In the entries below, count each line holding the word "出的连续奇数中". Answer with the total alone.

>> start

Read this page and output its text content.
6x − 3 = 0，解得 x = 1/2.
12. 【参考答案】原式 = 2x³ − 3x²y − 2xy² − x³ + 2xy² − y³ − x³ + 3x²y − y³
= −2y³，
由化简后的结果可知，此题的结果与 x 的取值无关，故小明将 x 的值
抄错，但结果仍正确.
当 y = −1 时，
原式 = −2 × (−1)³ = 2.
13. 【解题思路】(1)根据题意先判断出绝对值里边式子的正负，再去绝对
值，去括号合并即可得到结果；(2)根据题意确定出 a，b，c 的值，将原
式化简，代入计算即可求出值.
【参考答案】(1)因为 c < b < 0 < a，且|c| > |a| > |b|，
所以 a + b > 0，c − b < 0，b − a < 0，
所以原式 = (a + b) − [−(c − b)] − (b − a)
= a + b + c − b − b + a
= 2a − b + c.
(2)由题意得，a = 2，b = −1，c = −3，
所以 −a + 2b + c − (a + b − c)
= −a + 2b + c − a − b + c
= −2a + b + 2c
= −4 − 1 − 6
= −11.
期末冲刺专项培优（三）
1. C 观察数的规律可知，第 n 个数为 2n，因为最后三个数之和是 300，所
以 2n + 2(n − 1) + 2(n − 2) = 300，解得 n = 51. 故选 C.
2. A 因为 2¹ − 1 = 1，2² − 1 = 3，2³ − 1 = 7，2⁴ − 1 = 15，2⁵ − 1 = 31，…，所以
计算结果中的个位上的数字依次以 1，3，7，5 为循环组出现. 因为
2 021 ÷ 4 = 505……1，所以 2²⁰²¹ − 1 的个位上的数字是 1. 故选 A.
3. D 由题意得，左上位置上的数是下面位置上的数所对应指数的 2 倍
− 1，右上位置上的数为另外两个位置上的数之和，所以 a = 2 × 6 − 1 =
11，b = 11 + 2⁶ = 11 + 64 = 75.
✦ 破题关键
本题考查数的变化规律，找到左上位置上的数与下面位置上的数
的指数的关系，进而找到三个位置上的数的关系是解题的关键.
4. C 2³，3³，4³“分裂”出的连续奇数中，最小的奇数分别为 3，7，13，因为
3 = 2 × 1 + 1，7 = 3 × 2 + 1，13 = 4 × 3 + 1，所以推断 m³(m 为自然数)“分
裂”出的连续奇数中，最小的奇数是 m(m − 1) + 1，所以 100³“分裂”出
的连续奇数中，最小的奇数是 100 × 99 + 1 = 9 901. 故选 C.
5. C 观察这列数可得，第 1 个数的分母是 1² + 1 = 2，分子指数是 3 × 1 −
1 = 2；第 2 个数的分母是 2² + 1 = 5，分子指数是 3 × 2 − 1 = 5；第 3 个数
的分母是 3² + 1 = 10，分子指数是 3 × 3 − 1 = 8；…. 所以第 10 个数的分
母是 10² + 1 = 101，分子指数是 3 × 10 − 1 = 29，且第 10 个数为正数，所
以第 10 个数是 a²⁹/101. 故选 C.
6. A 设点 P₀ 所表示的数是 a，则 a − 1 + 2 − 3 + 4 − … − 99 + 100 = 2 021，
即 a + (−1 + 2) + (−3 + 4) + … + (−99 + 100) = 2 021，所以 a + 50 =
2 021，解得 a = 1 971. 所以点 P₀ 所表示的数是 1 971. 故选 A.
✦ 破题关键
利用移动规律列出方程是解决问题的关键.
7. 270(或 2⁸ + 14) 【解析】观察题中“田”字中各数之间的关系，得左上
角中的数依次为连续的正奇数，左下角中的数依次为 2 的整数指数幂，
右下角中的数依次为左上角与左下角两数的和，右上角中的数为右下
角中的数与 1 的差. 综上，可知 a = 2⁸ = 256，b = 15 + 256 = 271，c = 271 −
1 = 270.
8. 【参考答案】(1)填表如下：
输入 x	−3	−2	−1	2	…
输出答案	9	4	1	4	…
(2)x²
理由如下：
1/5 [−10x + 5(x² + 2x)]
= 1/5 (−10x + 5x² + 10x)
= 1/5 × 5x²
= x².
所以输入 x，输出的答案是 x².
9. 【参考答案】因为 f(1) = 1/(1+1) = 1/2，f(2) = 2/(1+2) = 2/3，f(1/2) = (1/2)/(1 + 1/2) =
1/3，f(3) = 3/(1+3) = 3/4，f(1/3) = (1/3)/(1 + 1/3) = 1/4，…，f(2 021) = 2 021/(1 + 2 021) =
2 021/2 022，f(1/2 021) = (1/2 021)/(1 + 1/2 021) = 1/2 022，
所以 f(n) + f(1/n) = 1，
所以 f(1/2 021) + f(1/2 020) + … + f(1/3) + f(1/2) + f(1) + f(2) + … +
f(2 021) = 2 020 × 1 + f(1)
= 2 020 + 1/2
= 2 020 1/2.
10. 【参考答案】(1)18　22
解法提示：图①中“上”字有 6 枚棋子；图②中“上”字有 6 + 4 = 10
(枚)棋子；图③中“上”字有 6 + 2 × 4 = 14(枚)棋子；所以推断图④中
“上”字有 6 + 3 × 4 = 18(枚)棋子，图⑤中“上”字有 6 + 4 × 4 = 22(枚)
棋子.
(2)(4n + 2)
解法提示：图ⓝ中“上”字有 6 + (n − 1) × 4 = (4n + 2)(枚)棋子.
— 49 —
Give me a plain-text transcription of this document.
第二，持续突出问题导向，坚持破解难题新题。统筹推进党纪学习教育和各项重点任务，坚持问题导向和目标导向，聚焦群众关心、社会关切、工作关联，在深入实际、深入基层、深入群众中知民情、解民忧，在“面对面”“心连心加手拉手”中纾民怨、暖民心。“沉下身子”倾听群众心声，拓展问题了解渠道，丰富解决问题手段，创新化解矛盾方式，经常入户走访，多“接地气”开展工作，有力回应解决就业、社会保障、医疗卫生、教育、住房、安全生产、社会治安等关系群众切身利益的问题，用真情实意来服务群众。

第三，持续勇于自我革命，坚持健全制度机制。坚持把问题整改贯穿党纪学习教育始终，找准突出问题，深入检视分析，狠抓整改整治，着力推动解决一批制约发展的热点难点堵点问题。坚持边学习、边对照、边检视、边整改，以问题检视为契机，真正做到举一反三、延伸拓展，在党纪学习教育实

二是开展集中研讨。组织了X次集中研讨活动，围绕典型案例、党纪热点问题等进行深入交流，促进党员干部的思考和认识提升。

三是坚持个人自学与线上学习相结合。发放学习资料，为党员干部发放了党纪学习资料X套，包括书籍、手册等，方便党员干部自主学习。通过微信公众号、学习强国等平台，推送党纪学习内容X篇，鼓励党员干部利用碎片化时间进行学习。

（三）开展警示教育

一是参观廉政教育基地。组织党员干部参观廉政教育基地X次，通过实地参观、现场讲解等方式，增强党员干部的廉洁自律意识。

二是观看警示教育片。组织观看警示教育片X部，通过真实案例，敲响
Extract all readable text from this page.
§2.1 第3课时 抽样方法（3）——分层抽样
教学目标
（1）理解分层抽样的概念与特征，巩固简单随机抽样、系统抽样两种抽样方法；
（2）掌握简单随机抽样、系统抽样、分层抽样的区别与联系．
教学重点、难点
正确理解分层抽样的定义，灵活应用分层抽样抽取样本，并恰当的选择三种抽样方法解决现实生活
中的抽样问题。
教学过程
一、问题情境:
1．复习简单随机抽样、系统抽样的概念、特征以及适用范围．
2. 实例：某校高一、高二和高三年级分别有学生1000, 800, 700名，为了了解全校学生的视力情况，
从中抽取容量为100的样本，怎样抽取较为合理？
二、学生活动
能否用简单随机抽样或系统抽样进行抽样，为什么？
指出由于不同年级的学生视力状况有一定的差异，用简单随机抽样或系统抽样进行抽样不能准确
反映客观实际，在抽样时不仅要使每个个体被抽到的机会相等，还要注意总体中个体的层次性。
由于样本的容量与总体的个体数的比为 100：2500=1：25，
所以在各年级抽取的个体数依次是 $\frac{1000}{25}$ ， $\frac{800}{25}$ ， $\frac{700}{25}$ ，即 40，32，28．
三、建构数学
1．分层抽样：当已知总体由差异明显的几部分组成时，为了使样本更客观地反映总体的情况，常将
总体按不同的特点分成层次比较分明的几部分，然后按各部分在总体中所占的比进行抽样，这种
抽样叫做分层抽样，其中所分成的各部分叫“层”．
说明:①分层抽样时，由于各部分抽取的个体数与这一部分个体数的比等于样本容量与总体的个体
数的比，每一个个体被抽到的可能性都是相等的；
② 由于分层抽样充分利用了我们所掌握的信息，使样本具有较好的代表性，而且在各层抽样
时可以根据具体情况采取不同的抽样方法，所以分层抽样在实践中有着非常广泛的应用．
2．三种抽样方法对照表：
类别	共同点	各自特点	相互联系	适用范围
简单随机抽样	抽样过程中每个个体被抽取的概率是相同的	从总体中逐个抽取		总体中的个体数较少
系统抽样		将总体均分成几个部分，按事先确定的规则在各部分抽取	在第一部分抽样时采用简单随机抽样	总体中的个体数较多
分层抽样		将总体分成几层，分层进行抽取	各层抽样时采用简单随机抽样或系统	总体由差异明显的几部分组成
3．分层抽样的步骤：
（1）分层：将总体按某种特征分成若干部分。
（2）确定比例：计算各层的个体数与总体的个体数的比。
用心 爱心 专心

>> end

§ **Written reply**:
2